EXTRACTED ENTRIES.
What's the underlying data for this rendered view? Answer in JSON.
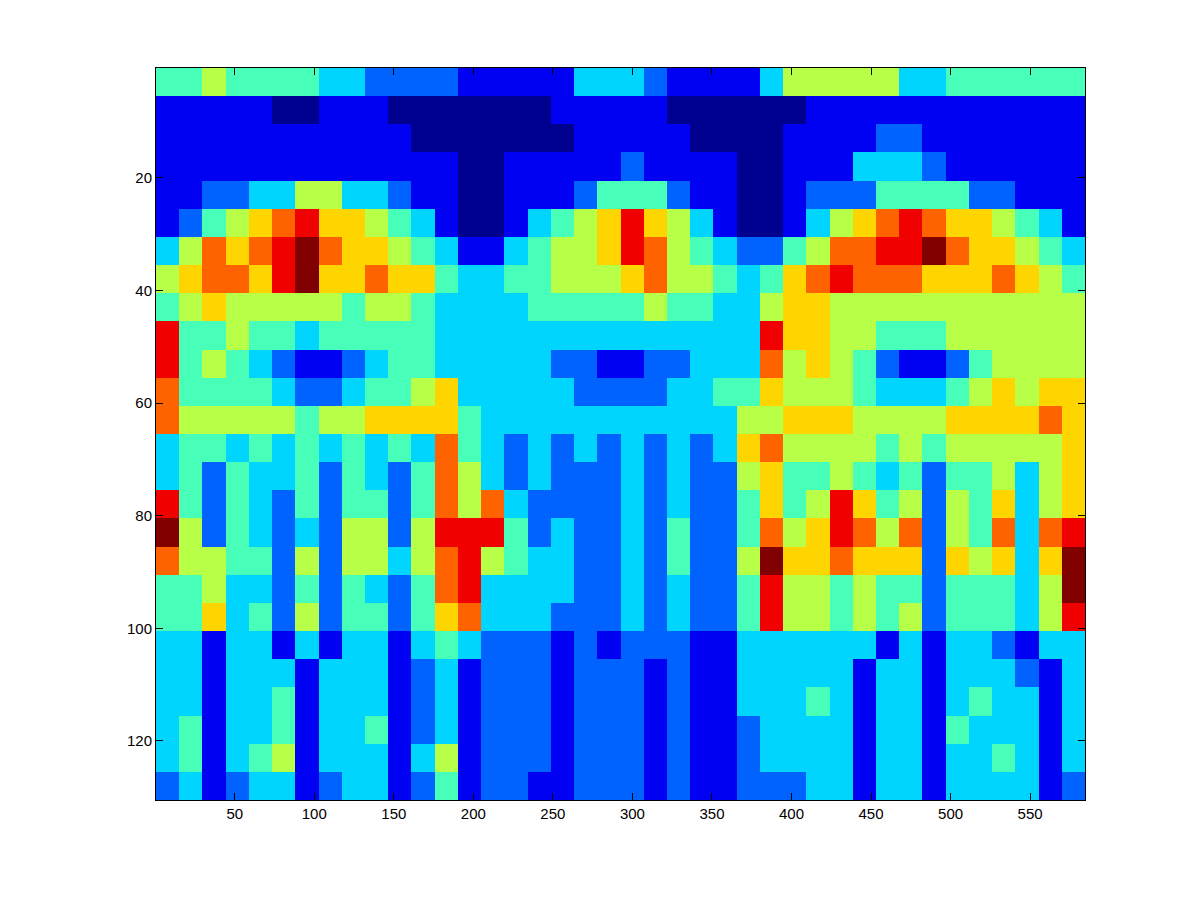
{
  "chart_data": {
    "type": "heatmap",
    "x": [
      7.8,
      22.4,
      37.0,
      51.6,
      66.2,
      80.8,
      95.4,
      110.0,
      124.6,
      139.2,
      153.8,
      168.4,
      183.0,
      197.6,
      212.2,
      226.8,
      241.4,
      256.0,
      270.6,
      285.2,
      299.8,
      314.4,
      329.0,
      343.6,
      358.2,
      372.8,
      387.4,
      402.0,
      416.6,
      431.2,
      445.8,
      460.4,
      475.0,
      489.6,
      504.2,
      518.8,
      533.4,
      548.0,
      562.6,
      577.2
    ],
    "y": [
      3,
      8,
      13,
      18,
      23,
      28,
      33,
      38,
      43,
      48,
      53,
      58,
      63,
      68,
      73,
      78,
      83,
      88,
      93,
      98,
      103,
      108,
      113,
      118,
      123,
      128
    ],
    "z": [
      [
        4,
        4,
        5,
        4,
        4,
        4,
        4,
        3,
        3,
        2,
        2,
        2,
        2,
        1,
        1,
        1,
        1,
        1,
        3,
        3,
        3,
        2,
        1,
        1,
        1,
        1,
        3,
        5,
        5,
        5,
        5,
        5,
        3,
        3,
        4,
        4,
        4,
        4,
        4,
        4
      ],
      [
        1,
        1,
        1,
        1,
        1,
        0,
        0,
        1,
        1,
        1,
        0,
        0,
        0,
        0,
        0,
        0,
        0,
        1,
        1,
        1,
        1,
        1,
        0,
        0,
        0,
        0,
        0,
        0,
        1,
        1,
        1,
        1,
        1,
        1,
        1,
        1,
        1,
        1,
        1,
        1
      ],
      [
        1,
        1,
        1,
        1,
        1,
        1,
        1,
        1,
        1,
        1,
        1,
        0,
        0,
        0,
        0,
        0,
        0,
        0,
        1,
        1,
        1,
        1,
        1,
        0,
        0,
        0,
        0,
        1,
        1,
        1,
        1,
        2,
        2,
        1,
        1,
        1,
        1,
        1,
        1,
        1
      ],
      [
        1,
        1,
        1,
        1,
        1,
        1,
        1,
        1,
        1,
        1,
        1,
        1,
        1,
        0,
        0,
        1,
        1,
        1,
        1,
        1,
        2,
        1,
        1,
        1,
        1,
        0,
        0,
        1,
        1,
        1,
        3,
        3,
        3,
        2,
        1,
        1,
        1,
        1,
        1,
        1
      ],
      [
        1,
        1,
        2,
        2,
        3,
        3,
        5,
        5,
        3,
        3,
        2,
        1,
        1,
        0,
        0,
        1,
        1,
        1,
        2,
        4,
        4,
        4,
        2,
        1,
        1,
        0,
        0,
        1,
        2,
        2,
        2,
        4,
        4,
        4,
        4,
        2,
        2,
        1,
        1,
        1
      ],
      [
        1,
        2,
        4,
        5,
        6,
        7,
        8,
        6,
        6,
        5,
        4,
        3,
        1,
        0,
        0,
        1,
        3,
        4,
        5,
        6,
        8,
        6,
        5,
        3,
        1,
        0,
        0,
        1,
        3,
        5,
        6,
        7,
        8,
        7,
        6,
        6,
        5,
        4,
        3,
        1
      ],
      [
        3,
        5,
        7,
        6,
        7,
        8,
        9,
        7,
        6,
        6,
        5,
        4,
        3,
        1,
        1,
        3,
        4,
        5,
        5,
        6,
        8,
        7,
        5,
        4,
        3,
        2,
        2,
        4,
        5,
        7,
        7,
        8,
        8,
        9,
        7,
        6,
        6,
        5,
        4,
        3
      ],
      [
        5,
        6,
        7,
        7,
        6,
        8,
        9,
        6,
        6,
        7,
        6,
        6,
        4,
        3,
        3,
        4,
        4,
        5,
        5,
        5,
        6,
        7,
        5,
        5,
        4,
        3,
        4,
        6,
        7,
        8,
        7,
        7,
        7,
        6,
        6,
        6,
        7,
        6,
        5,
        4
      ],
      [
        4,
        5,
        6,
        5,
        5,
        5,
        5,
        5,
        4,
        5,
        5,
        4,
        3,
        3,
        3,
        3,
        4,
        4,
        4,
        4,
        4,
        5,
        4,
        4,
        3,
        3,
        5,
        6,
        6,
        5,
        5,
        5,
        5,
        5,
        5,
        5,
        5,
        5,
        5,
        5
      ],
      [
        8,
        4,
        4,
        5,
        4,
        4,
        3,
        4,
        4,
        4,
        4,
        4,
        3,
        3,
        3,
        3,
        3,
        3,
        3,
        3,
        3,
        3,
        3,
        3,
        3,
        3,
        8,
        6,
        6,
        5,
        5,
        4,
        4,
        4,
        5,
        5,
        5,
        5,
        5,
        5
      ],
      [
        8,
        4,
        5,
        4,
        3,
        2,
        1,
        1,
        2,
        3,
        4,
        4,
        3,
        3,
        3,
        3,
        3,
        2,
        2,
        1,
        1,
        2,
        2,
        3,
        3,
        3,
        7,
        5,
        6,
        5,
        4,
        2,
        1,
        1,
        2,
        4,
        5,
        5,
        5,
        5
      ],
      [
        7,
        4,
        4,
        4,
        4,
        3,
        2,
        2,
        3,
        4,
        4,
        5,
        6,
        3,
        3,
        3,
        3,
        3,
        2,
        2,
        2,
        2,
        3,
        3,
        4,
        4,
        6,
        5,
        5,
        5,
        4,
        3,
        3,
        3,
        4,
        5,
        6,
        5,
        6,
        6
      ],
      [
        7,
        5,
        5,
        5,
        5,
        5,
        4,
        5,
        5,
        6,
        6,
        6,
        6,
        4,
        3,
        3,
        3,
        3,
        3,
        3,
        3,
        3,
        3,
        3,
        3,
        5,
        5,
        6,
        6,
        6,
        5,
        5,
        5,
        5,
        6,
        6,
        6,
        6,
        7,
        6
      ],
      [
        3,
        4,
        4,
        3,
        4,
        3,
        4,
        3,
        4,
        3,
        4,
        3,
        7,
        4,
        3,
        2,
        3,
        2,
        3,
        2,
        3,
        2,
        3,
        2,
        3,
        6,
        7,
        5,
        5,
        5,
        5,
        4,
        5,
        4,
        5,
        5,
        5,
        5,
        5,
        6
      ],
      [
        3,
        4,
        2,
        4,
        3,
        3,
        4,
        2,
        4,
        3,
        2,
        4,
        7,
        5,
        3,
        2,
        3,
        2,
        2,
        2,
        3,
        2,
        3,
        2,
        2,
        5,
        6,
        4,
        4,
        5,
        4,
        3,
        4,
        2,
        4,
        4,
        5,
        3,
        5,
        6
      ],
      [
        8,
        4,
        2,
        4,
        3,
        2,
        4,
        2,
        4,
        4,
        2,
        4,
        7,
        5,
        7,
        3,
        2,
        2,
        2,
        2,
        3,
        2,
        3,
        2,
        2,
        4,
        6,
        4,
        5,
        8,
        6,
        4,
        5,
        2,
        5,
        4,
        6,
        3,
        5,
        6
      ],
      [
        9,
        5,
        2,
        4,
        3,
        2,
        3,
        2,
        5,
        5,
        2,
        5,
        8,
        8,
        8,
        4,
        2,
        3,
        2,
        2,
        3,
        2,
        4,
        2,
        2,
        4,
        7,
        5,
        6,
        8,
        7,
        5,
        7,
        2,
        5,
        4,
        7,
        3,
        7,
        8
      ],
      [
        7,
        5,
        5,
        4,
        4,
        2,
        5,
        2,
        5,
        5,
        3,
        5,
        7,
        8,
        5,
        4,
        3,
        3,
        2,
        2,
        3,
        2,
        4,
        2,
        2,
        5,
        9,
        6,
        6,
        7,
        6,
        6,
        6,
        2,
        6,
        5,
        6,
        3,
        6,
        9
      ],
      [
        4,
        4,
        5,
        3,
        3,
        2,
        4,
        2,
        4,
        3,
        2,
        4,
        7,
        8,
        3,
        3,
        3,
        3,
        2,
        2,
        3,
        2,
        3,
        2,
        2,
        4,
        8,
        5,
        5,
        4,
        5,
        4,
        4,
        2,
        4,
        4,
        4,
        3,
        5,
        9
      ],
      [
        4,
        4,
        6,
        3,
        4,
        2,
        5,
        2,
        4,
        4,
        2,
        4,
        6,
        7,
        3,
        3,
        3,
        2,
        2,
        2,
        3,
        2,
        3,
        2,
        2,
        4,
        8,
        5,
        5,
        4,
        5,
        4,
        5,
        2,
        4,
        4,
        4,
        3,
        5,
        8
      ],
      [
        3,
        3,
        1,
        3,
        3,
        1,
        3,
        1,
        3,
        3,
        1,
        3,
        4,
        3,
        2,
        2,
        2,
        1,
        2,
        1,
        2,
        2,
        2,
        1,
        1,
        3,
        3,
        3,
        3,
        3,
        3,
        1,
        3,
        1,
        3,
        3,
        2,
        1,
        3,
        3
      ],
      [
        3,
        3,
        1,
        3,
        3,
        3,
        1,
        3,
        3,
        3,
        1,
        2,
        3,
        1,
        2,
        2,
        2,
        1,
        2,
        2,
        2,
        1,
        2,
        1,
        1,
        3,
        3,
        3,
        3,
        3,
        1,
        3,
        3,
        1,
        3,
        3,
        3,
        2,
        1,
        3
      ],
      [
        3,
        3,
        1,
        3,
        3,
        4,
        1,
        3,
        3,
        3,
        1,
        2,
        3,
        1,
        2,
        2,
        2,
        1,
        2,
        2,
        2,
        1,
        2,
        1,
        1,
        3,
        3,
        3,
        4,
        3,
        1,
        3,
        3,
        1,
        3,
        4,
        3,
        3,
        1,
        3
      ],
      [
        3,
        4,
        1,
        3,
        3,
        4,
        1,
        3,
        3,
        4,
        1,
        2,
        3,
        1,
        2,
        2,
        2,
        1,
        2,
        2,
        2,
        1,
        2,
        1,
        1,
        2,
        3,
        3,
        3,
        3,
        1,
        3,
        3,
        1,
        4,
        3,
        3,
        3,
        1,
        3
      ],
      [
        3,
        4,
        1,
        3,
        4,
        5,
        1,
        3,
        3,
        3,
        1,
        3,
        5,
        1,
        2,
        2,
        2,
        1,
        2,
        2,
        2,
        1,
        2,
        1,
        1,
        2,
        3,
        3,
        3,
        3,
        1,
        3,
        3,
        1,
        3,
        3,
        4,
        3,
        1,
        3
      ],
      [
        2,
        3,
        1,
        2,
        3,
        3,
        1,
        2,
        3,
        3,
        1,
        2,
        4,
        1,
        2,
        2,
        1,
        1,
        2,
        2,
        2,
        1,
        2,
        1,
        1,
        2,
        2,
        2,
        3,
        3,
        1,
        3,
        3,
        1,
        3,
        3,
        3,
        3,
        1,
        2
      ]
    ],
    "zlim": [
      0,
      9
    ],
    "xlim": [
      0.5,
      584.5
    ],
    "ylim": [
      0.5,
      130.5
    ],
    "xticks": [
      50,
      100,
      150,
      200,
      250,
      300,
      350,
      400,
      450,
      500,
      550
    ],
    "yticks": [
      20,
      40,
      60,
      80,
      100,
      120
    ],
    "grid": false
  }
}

==

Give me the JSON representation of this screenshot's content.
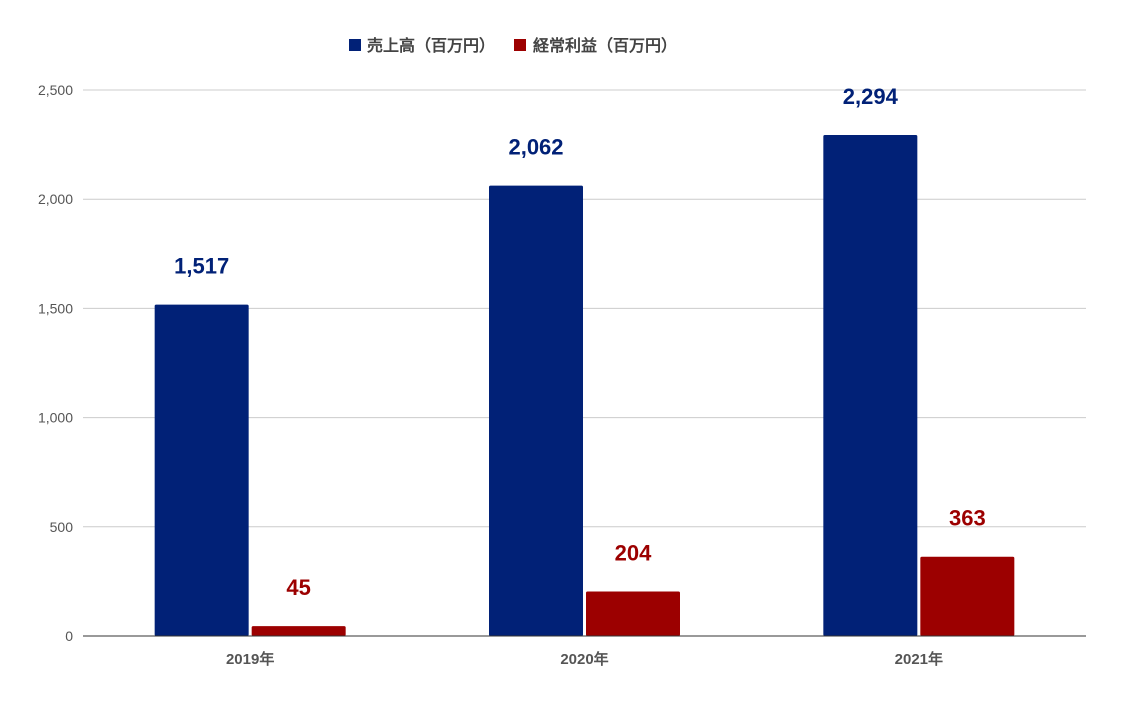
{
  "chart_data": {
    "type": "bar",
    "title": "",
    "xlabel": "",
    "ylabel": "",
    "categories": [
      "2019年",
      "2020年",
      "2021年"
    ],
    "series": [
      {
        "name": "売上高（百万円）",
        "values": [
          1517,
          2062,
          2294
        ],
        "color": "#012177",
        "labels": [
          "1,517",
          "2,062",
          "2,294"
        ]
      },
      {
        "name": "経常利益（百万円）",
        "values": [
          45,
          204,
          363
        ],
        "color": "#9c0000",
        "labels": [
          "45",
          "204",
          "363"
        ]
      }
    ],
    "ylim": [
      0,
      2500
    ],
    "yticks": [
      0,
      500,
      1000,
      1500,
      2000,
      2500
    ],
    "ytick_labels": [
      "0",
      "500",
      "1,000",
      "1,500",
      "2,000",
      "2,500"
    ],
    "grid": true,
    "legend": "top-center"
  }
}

WHAT IS BEING ASKED. Among the entries above, identify all lines with "JSON" and copy them.

RESPONSE TO THIS EXERCISE.
What's the underlying data for this rendered view? Answer in JSON.
Give me the JSON representation of this screenshot's content.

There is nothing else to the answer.